• **Work to complete**
Pull out each line of the records holding the string "name".
-- START Dataset --
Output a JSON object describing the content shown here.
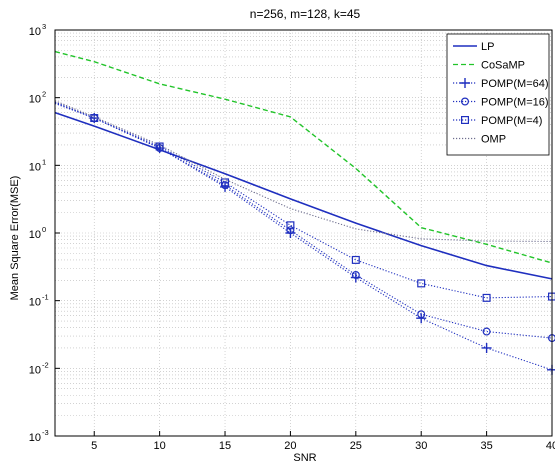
{
  "chart_data": {
    "type": "line",
    "title": "n=256, m=128, k=45",
    "xlabel": "SNR",
    "ylabel": "Mean Square Error(MSE)",
    "xlim": [
      2,
      40
    ],
    "ylim": [
      0.001,
      1000
    ],
    "yscale": "log",
    "grid": true,
    "legend_position": "top-right",
    "xticks": [
      5,
      10,
      15,
      20,
      25,
      30,
      35,
      40
    ],
    "yticks": [
      {
        "base": "10",
        "exp": "-3",
        "value": 0.001
      },
      {
        "base": "10",
        "exp": "-2",
        "value": 0.01
      },
      {
        "base": "10",
        "exp": "-1",
        "value": 0.1
      },
      {
        "base": "10",
        "exp": "0",
        "value": 1
      },
      {
        "base": "10",
        "exp": "1",
        "value": 10
      },
      {
        "base": "10",
        "exp": "2",
        "value": 100
      },
      {
        "base": "10",
        "exp": "3",
        "value": 1000
      }
    ],
    "series": [
      {
        "name": "LP",
        "color": "#1f2fbf",
        "style": "solid",
        "marker": "none",
        "x": [
          2,
          5,
          10,
          15,
          20,
          25,
          30,
          35,
          40
        ],
        "y": [
          60,
          38,
          17,
          7.5,
          3.2,
          1.4,
          0.65,
          0.33,
          0.21
        ]
      },
      {
        "name": "CoSaMP",
        "color": "#22c42a",
        "style": "dashed",
        "marker": "none",
        "x": [
          2,
          5,
          10,
          15,
          20,
          25,
          30,
          35,
          40
        ],
        "y": [
          480,
          340,
          160,
          95,
          52,
          9,
          1.2,
          0.68,
          0.36
        ]
      },
      {
        "name": "POMP(M=64)",
        "color": "#1f2fbf",
        "style": "dotted",
        "marker": "plus",
        "x": [
          2,
          5,
          10,
          15,
          20,
          25,
          30,
          35,
          40
        ],
        "y": [
          82,
          50,
          18,
          4.8,
          1.0,
          0.22,
          0.055,
          0.02,
          0.0095
        ]
      },
      {
        "name": "POMP(M=16)",
        "color": "#1f2fbf",
        "style": "dotted",
        "marker": "circle",
        "x": [
          2,
          5,
          10,
          15,
          20,
          25,
          30,
          35,
          40
        ],
        "y": [
          84,
          50,
          18,
          5.1,
          1.1,
          0.24,
          0.063,
          0.035,
          0.028
        ]
      },
      {
        "name": "POMP(M=4)",
        "color": "#1f2fbf",
        "style": "dotted",
        "marker": "square",
        "x": [
          2,
          5,
          10,
          15,
          20,
          25,
          30,
          35,
          40
        ],
        "y": [
          86,
          50,
          19,
          5.6,
          1.3,
          0.4,
          0.18,
          0.11,
          0.115
        ]
      },
      {
        "name": "OMP",
        "color": "#6e6e8e",
        "style": "dotted",
        "marker": "none",
        "x": [
          2,
          5,
          10,
          15,
          20,
          25,
          30,
          35,
          40
        ],
        "y": [
          90,
          52,
          20,
          6.2,
          2.3,
          1.15,
          0.82,
          0.76,
          0.75
        ]
      }
    ]
  }
}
-- END Dataset --
• **The response**
        "name": "LP",
        "name": "CoSaMP",
        "name": "POMP(M=64)",
        "name": "POMP(M=16)",
        "name": "POMP(M=4)",
        "name": "OMP",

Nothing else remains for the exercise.